(Recorded data)
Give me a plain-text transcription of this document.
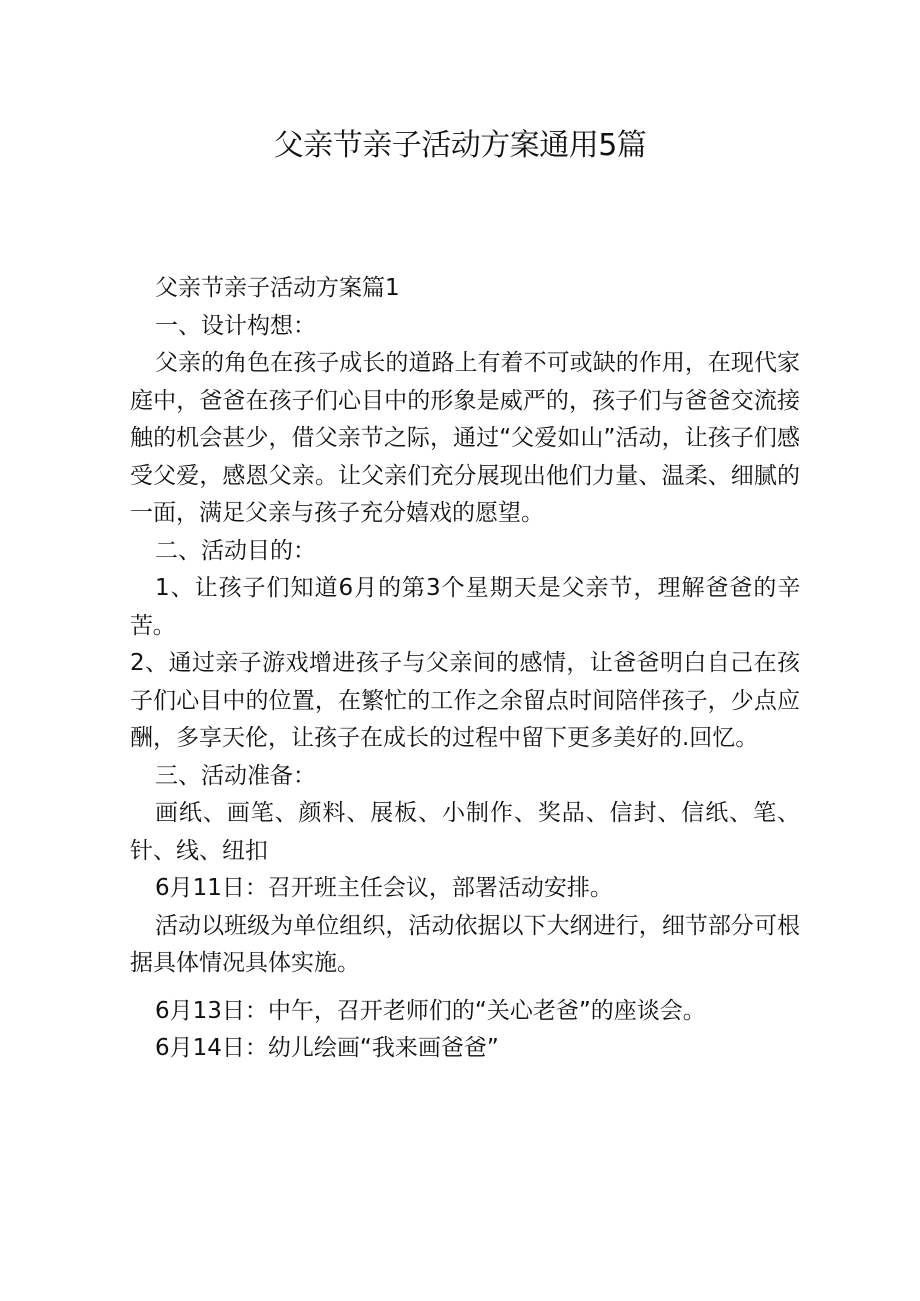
父亲节亲子活动方案通用5篇

父亲节亲子活动方案篇1

一、设计构想：

父亲的角色在孩子成长的道路上有着不可或缺的作用，在现代家庭中，爸爸在孩子们心目中的形象是威严的，孩子们与爸爸交流接触的机会甚少，借父亲节之际，通过“父爱如山”活动，让孩子们感受父爱，感恩父亲。让父亲们充分展现出他们力量、温柔、细腻的一面，满足父亲与孩子充分嬉戏的愿望。

二、活动目的：

1、让孩子们知道6月的第3个星期天是父亲节，理解爸爸的辛苦。

2、通过亲子游戏增进孩子与父亲间的感情，让爸爸明白自己在孩子们心目中的位置，在繁忙的工作之余留点时间陪伴孩子，少点应酬，多享天伦，让孩子在成长的过程中留下更多美好的.回忆。

三、活动准备：

画纸、画笔、颜料、展板、小制作、奖品、信封、信纸、笔、针、线、纽扣

6月11日：召开班主任会议，部署活动安排。

活动以班级为单位组织，活动依据以下大纲进行，细节部分可根据具体情况具体实施。

6月13日：中午，召开老师们的“关心老爸”的座谈会。

6月14日：幼儿绘画“我来画爸爸”
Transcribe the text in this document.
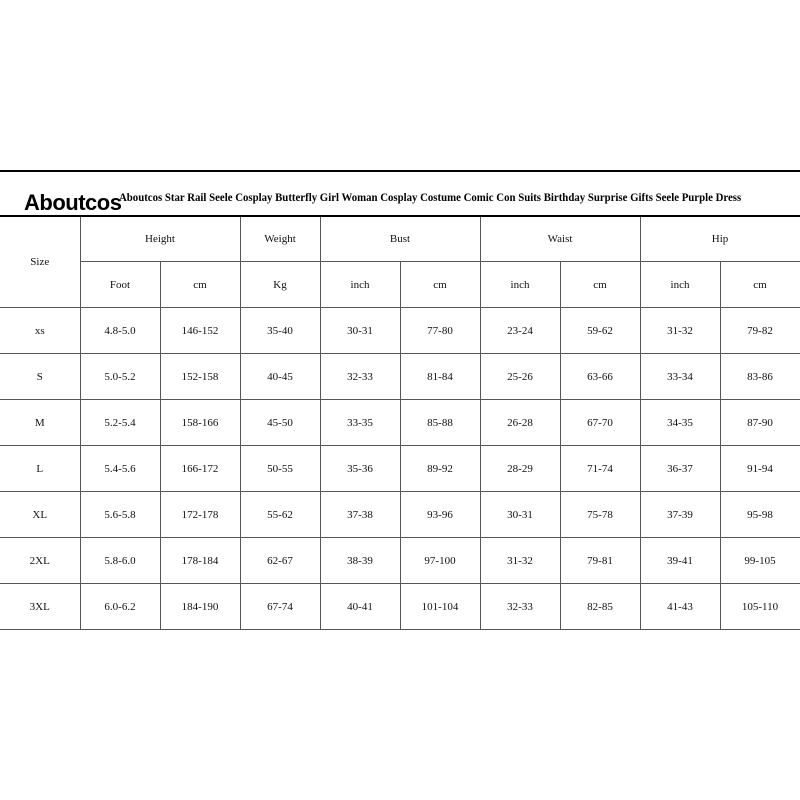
Aboutcos
Aboutcos Star Rail Seele Cosplay Butterfly Girl Woman Cosplay Costume Comic Con Suits Birthday Surprise Gifts Seele Purple Dress
Size	Height		Weight	Bust		Waist		Hip	
	Foot	cm	Kg	inch	cm	inch	cm	inch	cm
xs	4.8-5.0	146-152	35-40	30-31	77-80	23-24	59-62	31-32	79-82
S	5.0-5.2	152-158	40-45	32-33	81-84	25-26	63-66	33-34	83-86
M	5.2-5.4	158-166	45-50	33-35	85-88	26-28	67-70	34-35	87-90
L	5.4-5.6	166-172	50-55	35-36	89-92	28-29	71-74	36-37	91-94
XL	5.6-5.8	172-178	55-62	37-38	93-96	30-31	75-78	37-39	95-98
2XL	5.8-6.0	178-184	62-67	38-39	97-100	31-32	79-81	39-41	99-105
3XL	6.0-6.2	184-190	67-74	40-41	101-104	32-33	82-85	41-43	105-110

● **AIM OF THE EXERCISE**
Using the material above, set down every line exactly, but skip the pictures.

● **SOLUTION BELOW**
Give me a plain-text transcription of this document.
父亲节亲子活动方案通用5篇

父亲节亲子活动方案篇1

一、设计构想：

父亲的角色在孩子成长的道路上有着不可或缺的作用，在现代家庭中，爸爸在孩子们心目中的形象是威严的，孩子们与爸爸交流接触的机会甚少，借父亲节之际，通过“父爱如山”活动，让孩子们感受父爱，感恩父亲。让父亲们充分展现出他们力量、温柔、细腻的一面，满足父亲与孩子充分嬉戏的愿望。

二、活动目的：

1、让孩子们知道6月的第3个星期天是父亲节，理解爸爸的辛苦。

2、通过亲子游戏增进孩子与父亲间的感情，让爸爸明白自己在孩子们心目中的位置，在繁忙的工作之余留点时间陪伴孩子，少点应酬，多享天伦，让孩子在成长的过程中留下更多美好的.回忆。

三、活动准备：

画纸、画笔、颜料、展板、小制作、奖品、信封、信纸、笔、针、线、纽扣

6月11日：召开班主任会议，部署活动安排。

活动以班级为单位组织，活动依据以下大纲进行，细节部分可根据具体情况具体实施。

6月13日：中午，召开老师们的“关心老爸”的座谈会。

6月14日：幼儿绘画“我来画爸爸”
Transcribe the text in this document.
Aboutcos
Aboutcos Star Rail Seele Cosplay Butterfly Girl Woman Cosplay Costume Comic Con Suits Birthday Surprise Gifts Seele Purple Dress
Size	Height		Weight	Bust		Waist		Hip	
	Foot	cm	Kg	inch	cm	inch	cm	inch	cm
xs	4.8-5.0	146-152	35-40	30-31	77-80	23-24	59-62	31-32	79-82
S	5.0-5.2	152-158	40-45	32-33	81-84	25-26	63-66	33-34	83-86
M	5.2-5.4	158-166	45-50	33-35	85-88	26-28	67-70	34-35	87-90
L	5.4-5.6	166-172	50-55	35-36	89-92	28-29	71-74	36-37	91-94
XL	5.6-5.8	172-178	55-62	37-38	93-96	30-31	75-78	37-39	95-98
2XL	5.8-6.0	178-184	62-67	38-39	97-100	31-32	79-81	39-41	99-105
3XL	6.0-6.2	184-190	67-74	40-41	101-104	32-33	82-85	41-43	105-110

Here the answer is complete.